### Goal
Without the images, write out all of the following entries exactly.

begin Provided records

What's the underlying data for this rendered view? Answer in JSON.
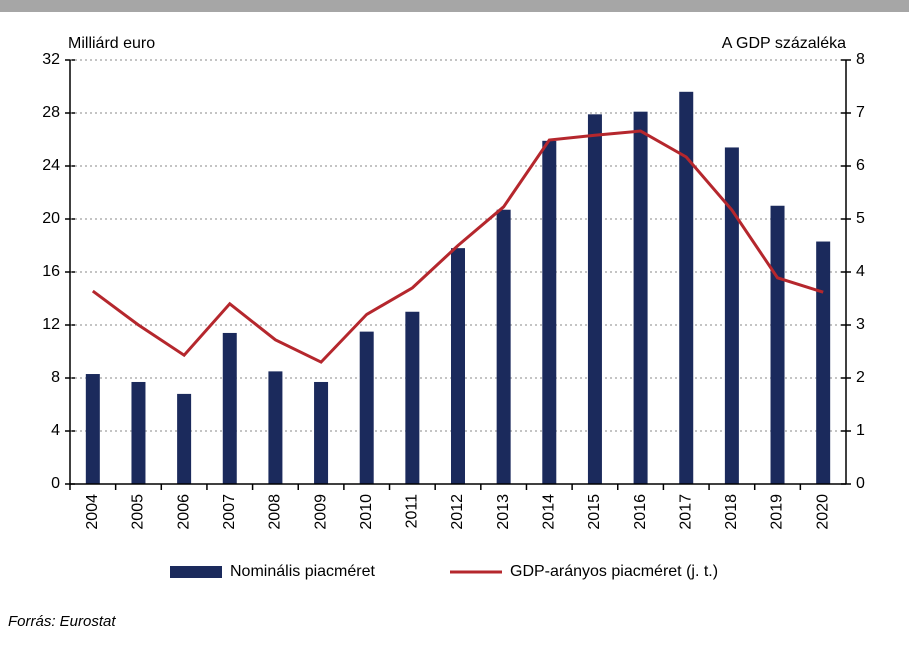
{
  "chart_data": {
    "type": "bar",
    "y_label": "Milliárd euro",
    "y2_label": "A GDP százaléka",
    "source": "Forrás: Eurostat",
    "categories": [
      "2004",
      "2005",
      "2006",
      "2007",
      "2008",
      "2009",
      "2010",
      "2011",
      "2012",
      "2013",
      "2014",
      "2015",
      "2016",
      "2017",
      "2018",
      "2019",
      "2020"
    ],
    "series": [
      {
        "name": "Nominális piacméret",
        "color": "#1b2a5c",
        "type": "bar",
        "values": [
          8.3,
          7.7,
          6.8,
          11.4,
          8.5,
          7.7,
          11.5,
          13.0,
          17.8,
          20.7,
          25.9,
          27.9,
          28.1,
          29.6,
          25.4,
          21.0,
          18.3
        ]
      },
      {
        "name": "GDP-arányos piacméret (j. t.)",
        "color": "#b5272d",
        "type": "line",
        "axis": "y2",
        "values": [
          3.64,
          3.0,
          2.43,
          3.4,
          2.72,
          2.3,
          3.2,
          3.7,
          4.5,
          5.23,
          6.49,
          6.58,
          6.66,
          6.17,
          5.17,
          3.89,
          3.62
        ]
      }
    ],
    "ylim": [
      0,
      32
    ],
    "yticks": [
      0,
      4,
      8,
      12,
      16,
      20,
      24,
      28,
      32
    ],
    "y2lim": [
      0,
      8
    ],
    "y2ticks": [
      0,
      1,
      2,
      3,
      4,
      5,
      6,
      7,
      8
    ],
    "grid": true
  }
}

end Provided records

### Answer to this problem
What's the underlying data for this rendered view? Answer in JSON.
{
  "chart_data": {
    "type": "bar",
    "y_label": "Milliárd euro",
    "y2_label": "A GDP százaléka",
    "source": "Forrás: Eurostat",
    "categories": [
      "2004",
      "2005",
      "2006",
      "2007",
      "2008",
      "2009",
      "2010",
      "2011",
      "2012",
      "2013",
      "2014",
      "2015",
      "2016",
      "2017",
      "2018",
      "2019",
      "2020"
    ],
    "series": [
      {
        "name": "Nominális piacméret",
        "color": "#1b2a5c",
        "type": "bar",
        "values": [
          8.3,
          7.7,
          6.8,
          11.4,
          8.5,
          7.7,
          11.5,
          13.0,
          17.8,
          20.7,
          25.9,
          27.9,
          28.1,
          29.6,
          25.4,
          21.0,
          18.3
        ]
      },
      {
        "name": "GDP-arányos piacméret (j. t.)",
        "color": "#b5272d",
        "type": "line",
        "axis": "y2",
        "values": [
          3.64,
          3.0,
          2.43,
          3.4,
          2.72,
          2.3,
          3.2,
          3.7,
          4.5,
          5.23,
          6.49,
          6.58,
          6.66,
          6.17,
          5.17,
          3.89,
          3.62
        ]
      }
    ],
    "ylim": [
      0,
      32
    ],
    "yticks": [
      0,
      4,
      8,
      12,
      16,
      20,
      24,
      28,
      32
    ],
    "y2lim": [
      0,
      8
    ],
    "y2ticks": [
      0,
      1,
      2,
      3,
      4,
      5,
      6,
      7,
      8
    ],
    "grid": true
  }
}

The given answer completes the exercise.